Stored records

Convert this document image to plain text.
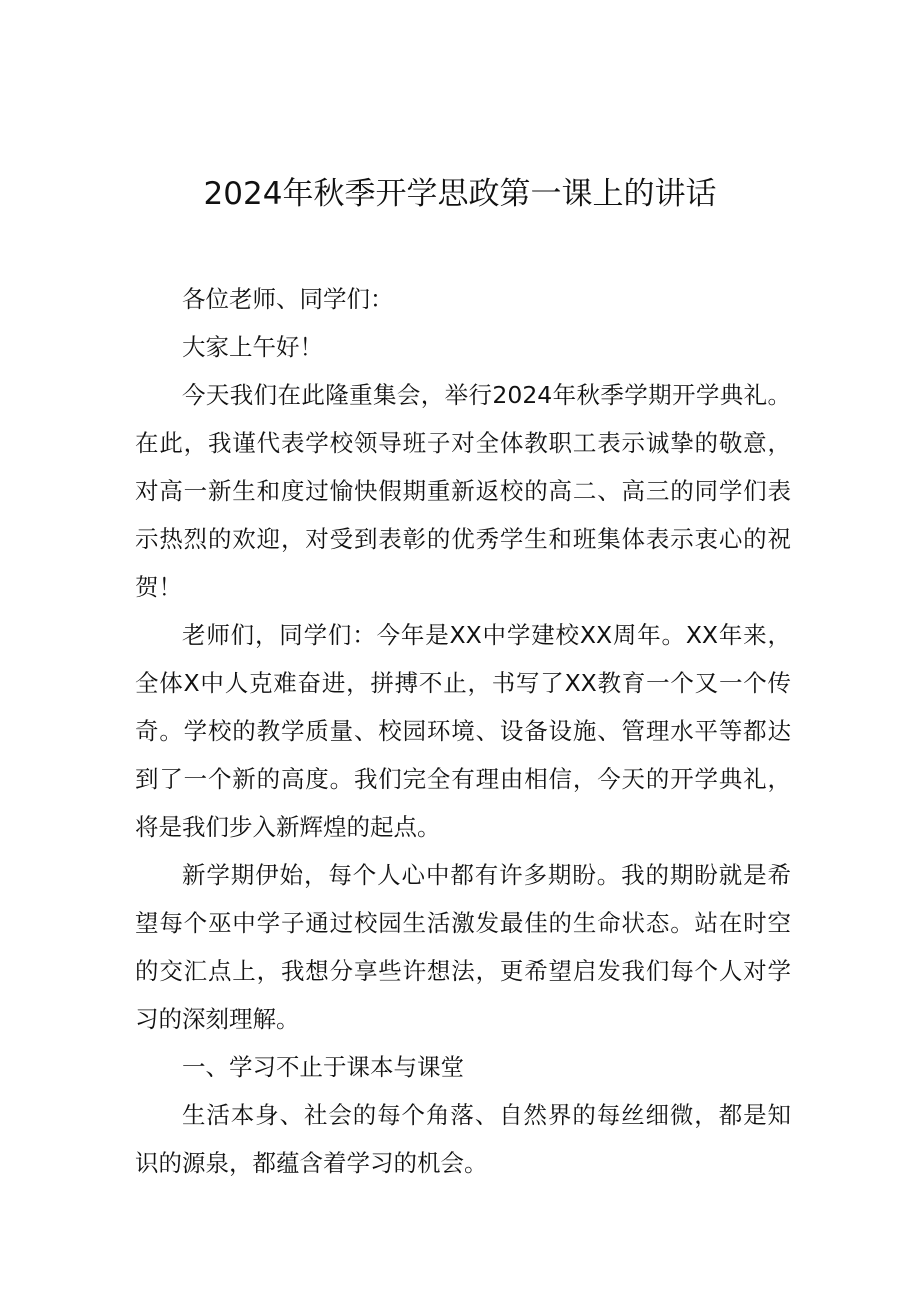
2024年秋季开学思政第一课上的讲话

各位老师、同学们：

大家上午好！

今天我们在此隆重集会，举行2024年秋季学期开学典礼。在此，我谨代表学校领导班子对全体教职工表示诚挚的敬意，对高一新生和度过愉快假期重新返校的高二、高三的同学们表示热烈的欢迎，对受到表彰的优秀学生和班集体表示衷心的祝贺！

老师们，同学们：今年是XX中学建校XX周年。XX年来，全体X中人克难奋进，拼搏不止，书写了XX教育一个又一个传奇。学校的教学质量、校园环境、设备设施、管理水平等都达到了一个新的高度。我们完全有理由相信，今天的开学典礼，将是我们步入新辉煌的起点。

新学期伊始，每个人心中都有许多期盼。我的期盼就是希望每个巫中学子通过校园生活激发最佳的生命状态。站在时空的交汇点上，我想分享些许想法，更希望启发我们每个人对学习的深刻理解。

一、学习不止于课本与课堂

生活本身、社会的每个角落、自然界的每丝细微，都是知识的源泉，都蕴含着学习的机会。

■ Do this: Pictures are excluded; copy every other part of the records exactly.

■ The output:
Convert this document image to plain text.
2024年秋季开学思政第一课上的讲话

各位老师、同学们：

大家上午好！

今天我们在此隆重集会，举行2024年秋季学期开学典礼。在此，我谨代表学校领导班子对全体教职工表示诚挚的敬意，对高一新生和度过愉快假期重新返校的高二、高三的同学们表示热烈的欢迎，对受到表彰的优秀学生和班集体表示衷心的祝贺！

老师们，同学们：今年是XX中学建校XX周年。XX年来，全体X中人克难奋进，拼搏不止，书写了XX教育一个又一个传奇。学校的教学质量、校园环境、设备设施、管理水平等都达到了一个新的高度。我们完全有理由相信，今天的开学典礼，将是我们步入新辉煌的起点。

新学期伊始，每个人心中都有许多期盼。我的期盼就是希望每个巫中学子通过校园生活激发最佳的生命状态。站在时空的交汇点上，我想分享些许想法，更希望启发我们每个人对学习的深刻理解。

一、学习不止于课本与课堂

生活本身、社会的每个角落、自然界的每丝细微，都是知识的源泉，都蕴含着学习的机会。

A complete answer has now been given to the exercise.